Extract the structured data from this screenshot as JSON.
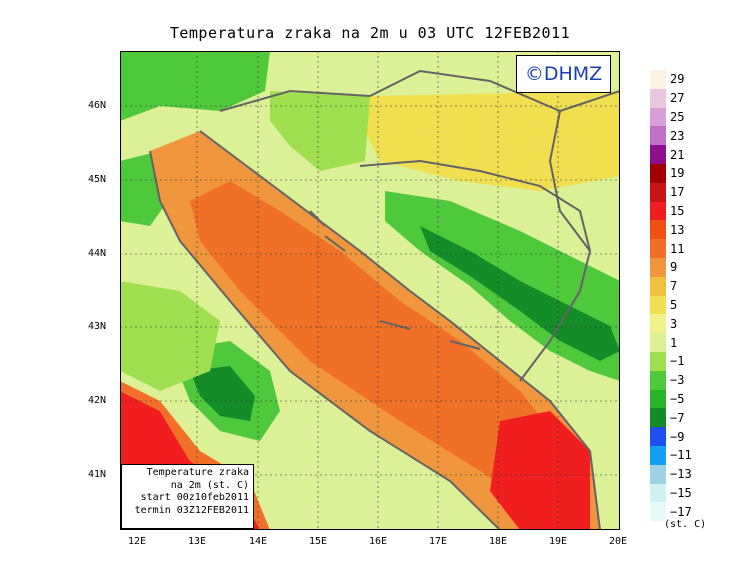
{
  "title": "Temperatura zraka na 2m u 03 UTC 12FEB2011",
  "logo": "©DHMZ",
  "info": {
    "line1": "Temperature zraka",
    "line2": "na 2m (st. C)",
    "line3": "start 00z10feb2011",
    "line4": "termin 03Z12FEB2011"
  },
  "lat_labels": [
    "46N",
    "45N",
    "44N",
    "43N",
    "42N",
    "41N"
  ],
  "lon_labels": [
    "12E",
    "13E",
    "14E",
    "15E",
    "16E",
    "17E",
    "18E",
    "19E",
    "20E"
  ],
  "legend": {
    "labels": [
      "29",
      "27",
      "25",
      "23",
      "21",
      "19",
      "17",
      "15",
      "13",
      "11",
      "9",
      "7",
      "5",
      "3",
      "1",
      "−1",
      "−3",
      "−5",
      "−7",
      "−9",
      "−11",
      "−13",
      "−15",
      "−17"
    ],
    "colors": [
      "#fff2e0",
      "#e8c8e0",
      "#d8a0d8",
      "#c070c8",
      "#8c0f8c",
      "#a00000",
      "#c81414",
      "#f01e1e",
      "#f05014",
      "#f07028",
      "#f0963c",
      "#f0c040",
      "#f0e050",
      "#f0f08c",
      "#dcf096",
      "#a0e050",
      "#50c83c",
      "#28b428",
      "#148c28",
      "#1e50f0",
      "#14a0f0",
      "#a0d2e6",
      "#d2f0f5",
      "#e6fafa"
    ],
    "unit": "(st. C)"
  },
  "palette": {
    "sea_hot": "#f07028",
    "sea_mid": "#f0963c",
    "sea_red": "#f01e1e",
    "land_cold": "#148c28",
    "land_cool": "#50c83c",
    "land_mild": "#a0e050",
    "land_pale": "#dcf096",
    "land_yellow": "#f0e050",
    "outline": "#646464"
  }
}
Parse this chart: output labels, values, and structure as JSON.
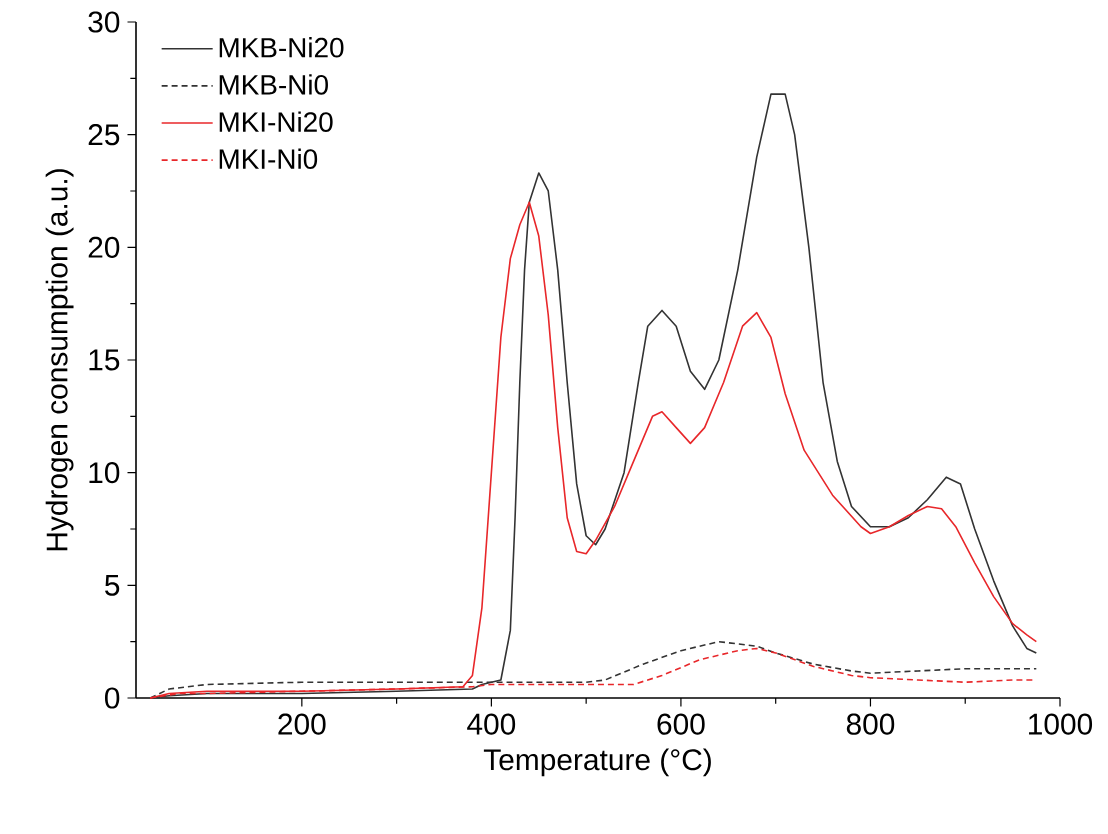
{
  "chart_data": {
    "type": "line",
    "xlabel": "Temperature (°C)",
    "ylabel": "Hydrogen consumption (a.u.)",
    "xlim": [
      25,
      1000
    ],
    "ylim": [
      0,
      30
    ],
    "xticks": [
      200,
      400,
      600,
      800,
      1000
    ],
    "yticks": [
      0,
      5,
      10,
      15,
      20,
      25,
      30
    ],
    "grid": false,
    "legend": "top left",
    "marker": "none",
    "series": [
      {
        "name": "MKB-Ni20",
        "color": "#333333",
        "line_style": "solid",
        "x": [
          40,
          60,
          100,
          200,
          300,
          380,
          390,
          410,
          420,
          425,
          430,
          435,
          440,
          450,
          460,
          470,
          480,
          490,
          500,
          510,
          520,
          540,
          555,
          565,
          580,
          595,
          610,
          625,
          640,
          660,
          680,
          695,
          710,
          720,
          735,
          750,
          765,
          780,
          800,
          820,
          840,
          860,
          880,
          895,
          910,
          930,
          950,
          965,
          975
        ],
        "values": [
          0,
          0.1,
          0.2,
          0.2,
          0.3,
          0.4,
          0.6,
          0.8,
          3,
          8,
          14,
          19,
          22,
          23.3,
          22.5,
          19,
          14,
          9.5,
          7.2,
          6.8,
          7.5,
          10,
          14,
          16.5,
          17.2,
          16.5,
          14.5,
          13.7,
          15,
          19,
          24,
          26.8,
          26.8,
          25,
          20,
          14,
          10.5,
          8.5,
          7.6,
          7.6,
          8,
          8.8,
          9.8,
          9.5,
          7.5,
          5.2,
          3.2,
          2.2,
          2
        ]
      },
      {
        "name": "MKB-Ni0",
        "color": "#333333",
        "line_style": "dashed",
        "x": [
          40,
          60,
          100,
          200,
          300,
          400,
          500,
          520,
          560,
          600,
          640,
          680,
          700,
          740,
          780,
          800,
          850,
          900,
          975
        ],
        "values": [
          0,
          0.4,
          0.6,
          0.7,
          0.7,
          0.7,
          0.7,
          0.8,
          1.5,
          2.1,
          2.5,
          2.3,
          2,
          1.5,
          1.2,
          1.1,
          1.2,
          1.3,
          1.3
        ]
      },
      {
        "name": "MKI-Ni20",
        "color": "#e8272a",
        "line_style": "solid",
        "x": [
          40,
          60,
          100,
          200,
          300,
          370,
          380,
          390,
          400,
          410,
          420,
          430,
          440,
          450,
          460,
          470,
          480,
          490,
          500,
          510,
          530,
          550,
          570,
          580,
          595,
          610,
          625,
          645,
          665,
          680,
          695,
          710,
          730,
          760,
          790,
          800,
          820,
          840,
          860,
          875,
          890,
          910,
          930,
          950,
          965,
          975
        ],
        "values": [
          0,
          0.2,
          0.3,
          0.3,
          0.4,
          0.5,
          1,
          4,
          10,
          16,
          19.5,
          21,
          22,
          20.5,
          17,
          12,
          8,
          6.5,
          6.4,
          7,
          8.5,
          10.5,
          12.5,
          12.7,
          12,
          11.3,
          12,
          14,
          16.5,
          17.1,
          16,
          13.5,
          11,
          9,
          7.6,
          7.3,
          7.6,
          8.1,
          8.5,
          8.4,
          7.6,
          6,
          4.5,
          3.3,
          2.8,
          2.5
        ]
      },
      {
        "name": "MKI-Ni0",
        "color": "#e8272a",
        "line_style": "dashed",
        "x": [
          40,
          70,
          100,
          200,
          300,
          380,
          400,
          550,
          580,
          620,
          660,
          680,
          700,
          740,
          780,
          800,
          850,
          900,
          950,
          975
        ],
        "values": [
          0,
          0.2,
          0.2,
          0.3,
          0.4,
          0.5,
          0.6,
          0.6,
          1,
          1.7,
          2.1,
          2.2,
          2,
          1.4,
          1,
          0.9,
          0.8,
          0.7,
          0.8,
          0.8
        ]
      }
    ]
  }
}
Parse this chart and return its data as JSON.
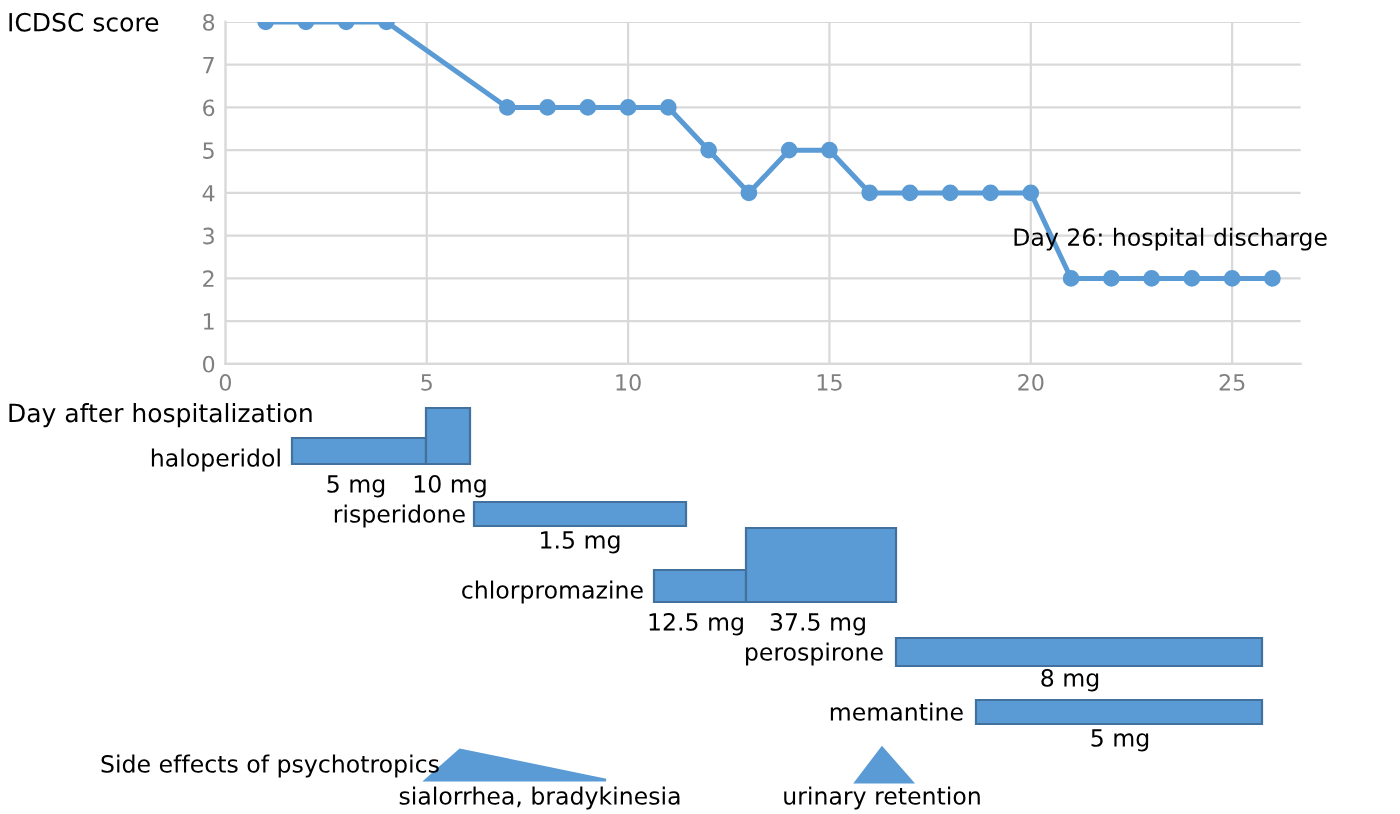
{
  "chart_data": [
    {
      "type": "line",
      "ylabel": "ICDSC score",
      "xlabel": "Day after hospitalization",
      "x": [
        1,
        2,
        3,
        4,
        7,
        8,
        9,
        10,
        11,
        12,
        13,
        14,
        15,
        16,
        17,
        18,
        19,
        20,
        21,
        22,
        23,
        24,
        25,
        26
      ],
      "series": [
        {
          "values": [
            8,
            8,
            8,
            8,
            6,
            6,
            6,
            6,
            6,
            5,
            4,
            5,
            5,
            4,
            4,
            4,
            4,
            4,
            2,
            2,
            2,
            2,
            2,
            2
          ],
          "color": "#5b9bd5"
        }
      ],
      "marker": "circle",
      "line_style": "solid",
      "grid": true,
      "xlim": [
        0,
        26.7
      ],
      "ylim": [
        0,
        8
      ],
      "xticks": [
        0,
        5,
        10,
        15,
        20,
        25
      ],
      "yticks": [
        0,
        1,
        2,
        3,
        4,
        5,
        6,
        7,
        8
      ],
      "annotations": [
        {
          "text": "Day 26: hospital discharge",
          "x": 26,
          "y": 2
        }
      ]
    },
    {
      "type": "other",
      "annotations": [
        "haloperidol",
        "5 mg",
        "10 mg",
        "risperidone",
        "1.5 mg",
        "chlorpromazine",
        "12.5 mg",
        "37.5 mg",
        "perospirone",
        "8 mg",
        "memantine",
        "5 mg",
        "Side effects of psychotropics",
        "sialorrhea, bradykinesia",
        "urinary retention"
      ]
    }
  ]
}
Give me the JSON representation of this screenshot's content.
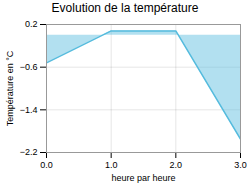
{
  "chart_data": {
    "type": "area",
    "title": "Evolution de la température",
    "xlabel": "heure par heure",
    "ylabel": "Température en °C",
    "x": [
      0,
      1,
      2,
      3
    ],
    "values": [
      -0.52,
      0.08,
      0.08,
      -1.95
    ],
    "color": "#55bbdd",
    "xlim": [
      0,
      3
    ],
    "ylim": [
      -2.2,
      0.2
    ],
    "xticks": [
      0,
      1,
      2,
      3
    ],
    "yticks": [
      0.2,
      -0.6,
      -1.4,
      -2.2
    ],
    "grid": true
  }
}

··········

## [What needs to be done]
Write the number of lines containing the word "name" and nothing besides it.

## [Expected answer]
4